WHAT YOU SHOULD DO:
Using the data below, copy every line that contains the word "Users".

PROVIDED ENTRIES:
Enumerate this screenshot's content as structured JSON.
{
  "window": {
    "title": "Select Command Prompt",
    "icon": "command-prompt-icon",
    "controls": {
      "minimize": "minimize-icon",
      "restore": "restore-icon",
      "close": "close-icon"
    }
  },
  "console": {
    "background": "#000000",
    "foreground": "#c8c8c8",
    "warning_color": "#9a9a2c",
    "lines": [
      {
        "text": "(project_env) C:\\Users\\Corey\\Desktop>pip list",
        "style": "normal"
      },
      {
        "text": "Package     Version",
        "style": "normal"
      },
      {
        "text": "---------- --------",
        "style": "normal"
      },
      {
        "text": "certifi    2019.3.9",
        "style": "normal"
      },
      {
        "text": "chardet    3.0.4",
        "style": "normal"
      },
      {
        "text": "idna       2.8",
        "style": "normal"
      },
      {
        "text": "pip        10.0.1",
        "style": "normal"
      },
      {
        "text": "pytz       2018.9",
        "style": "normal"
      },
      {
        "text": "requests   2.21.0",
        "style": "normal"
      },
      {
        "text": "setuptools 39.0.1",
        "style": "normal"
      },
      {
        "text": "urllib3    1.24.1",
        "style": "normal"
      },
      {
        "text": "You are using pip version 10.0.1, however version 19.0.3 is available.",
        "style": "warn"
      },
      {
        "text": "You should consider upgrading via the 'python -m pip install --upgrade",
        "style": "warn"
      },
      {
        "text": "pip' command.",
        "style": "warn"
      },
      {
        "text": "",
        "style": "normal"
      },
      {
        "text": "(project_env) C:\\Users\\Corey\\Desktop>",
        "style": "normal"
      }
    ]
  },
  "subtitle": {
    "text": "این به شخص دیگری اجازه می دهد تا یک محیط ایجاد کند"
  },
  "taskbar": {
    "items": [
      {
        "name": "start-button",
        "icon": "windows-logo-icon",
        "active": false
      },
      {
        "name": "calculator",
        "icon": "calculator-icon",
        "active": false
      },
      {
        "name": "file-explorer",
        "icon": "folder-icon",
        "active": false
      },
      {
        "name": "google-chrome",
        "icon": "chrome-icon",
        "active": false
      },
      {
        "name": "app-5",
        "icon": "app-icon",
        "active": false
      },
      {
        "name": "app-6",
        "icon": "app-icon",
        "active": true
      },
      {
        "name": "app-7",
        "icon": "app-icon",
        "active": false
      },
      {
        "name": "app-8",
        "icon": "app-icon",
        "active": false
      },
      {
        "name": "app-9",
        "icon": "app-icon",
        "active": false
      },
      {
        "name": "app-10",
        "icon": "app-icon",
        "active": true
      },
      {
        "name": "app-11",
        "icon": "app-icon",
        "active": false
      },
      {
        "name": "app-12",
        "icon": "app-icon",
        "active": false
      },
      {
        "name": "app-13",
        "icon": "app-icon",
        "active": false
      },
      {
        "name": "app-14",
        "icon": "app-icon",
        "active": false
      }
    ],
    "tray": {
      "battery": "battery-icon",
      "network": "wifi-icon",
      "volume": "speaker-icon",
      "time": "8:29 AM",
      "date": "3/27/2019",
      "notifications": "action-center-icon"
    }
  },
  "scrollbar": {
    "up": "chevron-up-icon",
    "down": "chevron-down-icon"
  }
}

--

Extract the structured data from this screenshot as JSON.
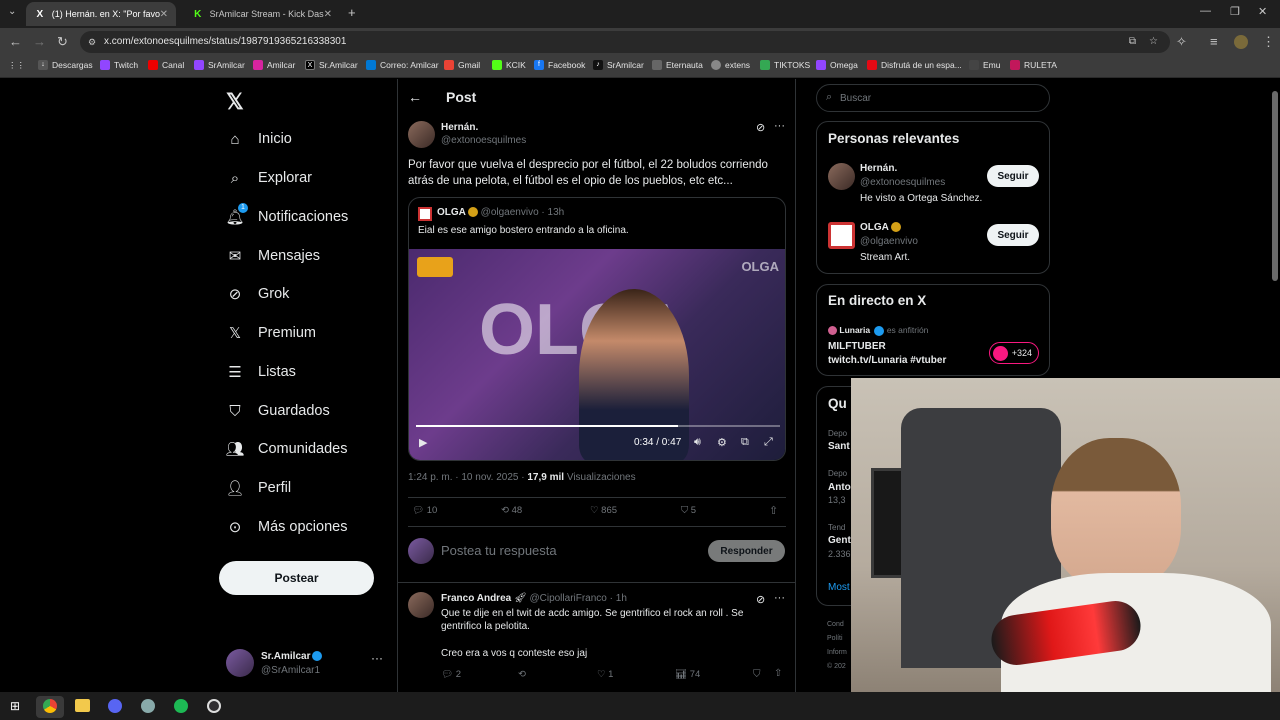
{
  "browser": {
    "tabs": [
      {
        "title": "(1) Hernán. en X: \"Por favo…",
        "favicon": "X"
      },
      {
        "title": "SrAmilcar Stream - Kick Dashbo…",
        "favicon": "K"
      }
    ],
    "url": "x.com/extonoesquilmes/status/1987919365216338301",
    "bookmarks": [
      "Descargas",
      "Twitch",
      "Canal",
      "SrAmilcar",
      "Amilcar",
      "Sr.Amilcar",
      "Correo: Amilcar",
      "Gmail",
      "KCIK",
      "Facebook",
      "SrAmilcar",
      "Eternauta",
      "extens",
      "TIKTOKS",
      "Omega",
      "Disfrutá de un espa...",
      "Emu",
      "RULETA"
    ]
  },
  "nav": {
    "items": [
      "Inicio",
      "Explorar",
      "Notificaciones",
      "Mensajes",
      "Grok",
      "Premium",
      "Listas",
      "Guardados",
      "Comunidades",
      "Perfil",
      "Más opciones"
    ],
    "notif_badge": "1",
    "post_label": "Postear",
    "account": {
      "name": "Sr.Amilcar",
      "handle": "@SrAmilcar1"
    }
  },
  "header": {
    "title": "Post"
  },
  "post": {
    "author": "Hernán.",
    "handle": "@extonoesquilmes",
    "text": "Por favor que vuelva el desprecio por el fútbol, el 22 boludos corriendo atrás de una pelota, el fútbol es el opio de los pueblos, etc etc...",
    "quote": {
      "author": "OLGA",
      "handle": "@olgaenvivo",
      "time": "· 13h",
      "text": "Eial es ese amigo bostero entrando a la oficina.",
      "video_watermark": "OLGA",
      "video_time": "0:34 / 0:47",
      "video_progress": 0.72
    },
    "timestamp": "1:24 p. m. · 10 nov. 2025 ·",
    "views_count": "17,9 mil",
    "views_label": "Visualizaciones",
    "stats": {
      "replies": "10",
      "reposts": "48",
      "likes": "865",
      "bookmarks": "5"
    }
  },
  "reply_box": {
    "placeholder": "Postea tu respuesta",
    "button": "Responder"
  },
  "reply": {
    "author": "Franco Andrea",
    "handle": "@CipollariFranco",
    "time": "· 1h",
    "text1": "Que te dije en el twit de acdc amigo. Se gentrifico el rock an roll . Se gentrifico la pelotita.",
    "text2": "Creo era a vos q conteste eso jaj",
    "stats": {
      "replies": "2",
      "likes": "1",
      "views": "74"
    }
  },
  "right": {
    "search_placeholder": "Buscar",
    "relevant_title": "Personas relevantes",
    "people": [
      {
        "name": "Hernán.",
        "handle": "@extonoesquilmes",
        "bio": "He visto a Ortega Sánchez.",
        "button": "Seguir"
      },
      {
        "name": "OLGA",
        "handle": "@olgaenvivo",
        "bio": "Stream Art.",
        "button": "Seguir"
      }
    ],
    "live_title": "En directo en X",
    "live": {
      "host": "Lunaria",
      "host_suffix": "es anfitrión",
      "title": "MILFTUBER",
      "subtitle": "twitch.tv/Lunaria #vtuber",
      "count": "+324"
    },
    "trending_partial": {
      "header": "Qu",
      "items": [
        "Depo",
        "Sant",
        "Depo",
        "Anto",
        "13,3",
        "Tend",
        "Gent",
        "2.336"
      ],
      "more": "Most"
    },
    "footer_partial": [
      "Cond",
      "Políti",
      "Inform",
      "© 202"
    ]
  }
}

EXERCISE RESPONSE:
        "text": "(project_env) C:\\Users\\Corey\\Desktop>pip list",
        "text": "(project_env) C:\\Users\\Corey\\Desktop>",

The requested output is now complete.